Saved data entries
· · ·

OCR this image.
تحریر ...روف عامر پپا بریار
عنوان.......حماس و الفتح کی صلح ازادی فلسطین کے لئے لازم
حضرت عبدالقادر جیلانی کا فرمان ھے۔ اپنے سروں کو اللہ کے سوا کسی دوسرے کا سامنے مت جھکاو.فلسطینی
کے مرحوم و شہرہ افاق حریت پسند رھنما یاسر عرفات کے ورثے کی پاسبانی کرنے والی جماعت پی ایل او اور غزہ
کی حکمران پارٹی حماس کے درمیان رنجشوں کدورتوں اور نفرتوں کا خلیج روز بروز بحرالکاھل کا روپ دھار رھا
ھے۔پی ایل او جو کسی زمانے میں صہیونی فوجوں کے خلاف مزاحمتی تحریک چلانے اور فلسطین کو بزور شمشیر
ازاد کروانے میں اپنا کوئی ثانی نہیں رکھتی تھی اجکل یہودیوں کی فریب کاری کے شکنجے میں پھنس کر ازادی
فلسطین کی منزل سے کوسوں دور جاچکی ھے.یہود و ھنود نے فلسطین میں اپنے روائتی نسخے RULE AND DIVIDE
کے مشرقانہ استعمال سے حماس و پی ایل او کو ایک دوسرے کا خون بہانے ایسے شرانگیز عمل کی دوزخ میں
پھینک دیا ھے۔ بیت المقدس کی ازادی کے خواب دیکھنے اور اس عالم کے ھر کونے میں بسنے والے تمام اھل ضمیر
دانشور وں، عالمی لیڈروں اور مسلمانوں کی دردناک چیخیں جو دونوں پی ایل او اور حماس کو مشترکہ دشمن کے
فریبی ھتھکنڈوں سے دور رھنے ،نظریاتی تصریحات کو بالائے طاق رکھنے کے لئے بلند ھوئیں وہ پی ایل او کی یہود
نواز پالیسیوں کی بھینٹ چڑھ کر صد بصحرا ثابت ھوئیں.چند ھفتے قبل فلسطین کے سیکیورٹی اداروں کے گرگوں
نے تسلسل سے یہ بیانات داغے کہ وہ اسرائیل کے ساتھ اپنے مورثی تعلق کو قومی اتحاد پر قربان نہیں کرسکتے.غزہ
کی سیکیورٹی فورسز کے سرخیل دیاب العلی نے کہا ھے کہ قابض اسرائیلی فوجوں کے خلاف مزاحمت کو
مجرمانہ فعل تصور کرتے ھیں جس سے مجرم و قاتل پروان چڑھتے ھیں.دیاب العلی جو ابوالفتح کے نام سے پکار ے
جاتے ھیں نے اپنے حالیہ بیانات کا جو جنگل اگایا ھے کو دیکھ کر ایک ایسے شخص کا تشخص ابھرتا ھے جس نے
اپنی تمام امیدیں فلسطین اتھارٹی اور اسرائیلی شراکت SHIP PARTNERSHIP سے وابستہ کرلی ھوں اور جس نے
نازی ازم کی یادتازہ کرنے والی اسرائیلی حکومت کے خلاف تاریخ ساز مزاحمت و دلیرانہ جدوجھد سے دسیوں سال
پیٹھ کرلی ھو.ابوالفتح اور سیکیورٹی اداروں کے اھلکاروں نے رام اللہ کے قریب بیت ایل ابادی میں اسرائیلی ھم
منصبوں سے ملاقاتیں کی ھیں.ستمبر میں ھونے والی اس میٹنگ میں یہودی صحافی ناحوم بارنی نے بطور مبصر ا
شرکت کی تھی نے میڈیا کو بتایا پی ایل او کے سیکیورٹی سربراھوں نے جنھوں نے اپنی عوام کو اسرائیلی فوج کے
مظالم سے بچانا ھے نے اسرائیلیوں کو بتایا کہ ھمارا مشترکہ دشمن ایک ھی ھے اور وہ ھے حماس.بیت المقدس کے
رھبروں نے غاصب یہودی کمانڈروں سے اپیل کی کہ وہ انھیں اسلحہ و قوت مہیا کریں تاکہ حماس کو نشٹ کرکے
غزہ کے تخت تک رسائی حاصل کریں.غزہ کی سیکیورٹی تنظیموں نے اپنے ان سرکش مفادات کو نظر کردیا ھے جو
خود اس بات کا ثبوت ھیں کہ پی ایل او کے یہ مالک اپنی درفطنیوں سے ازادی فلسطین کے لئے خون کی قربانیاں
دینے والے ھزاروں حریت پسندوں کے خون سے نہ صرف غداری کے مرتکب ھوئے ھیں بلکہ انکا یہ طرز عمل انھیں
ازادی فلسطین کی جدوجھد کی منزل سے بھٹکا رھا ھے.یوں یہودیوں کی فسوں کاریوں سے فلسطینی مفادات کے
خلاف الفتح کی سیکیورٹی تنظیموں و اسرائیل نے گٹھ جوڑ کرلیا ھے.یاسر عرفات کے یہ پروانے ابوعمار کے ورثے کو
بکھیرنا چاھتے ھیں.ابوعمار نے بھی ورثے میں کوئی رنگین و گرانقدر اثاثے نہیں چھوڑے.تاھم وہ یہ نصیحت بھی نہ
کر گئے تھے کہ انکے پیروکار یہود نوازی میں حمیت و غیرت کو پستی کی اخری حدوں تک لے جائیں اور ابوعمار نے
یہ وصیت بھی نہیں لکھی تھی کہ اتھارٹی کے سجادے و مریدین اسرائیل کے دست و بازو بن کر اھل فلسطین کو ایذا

· · ·

▶ [Task brief] Search the listing for the string "دیاب". Copy each line where it turns up.

▶ [Expected output]
کی سیکیورٹی فورسز کے سرخیل دیاب العلی نے کہا ھے کہ قابض اسرائیلی فوجوں کے خلاف مزاحمت کو
مجرمانہ فعل تصور کرتے ھیں جس سے مجرم و قاتل پروان چڑھتے ھیں.دیاب العلی جو ابوالفتح کے نام سے پکار ے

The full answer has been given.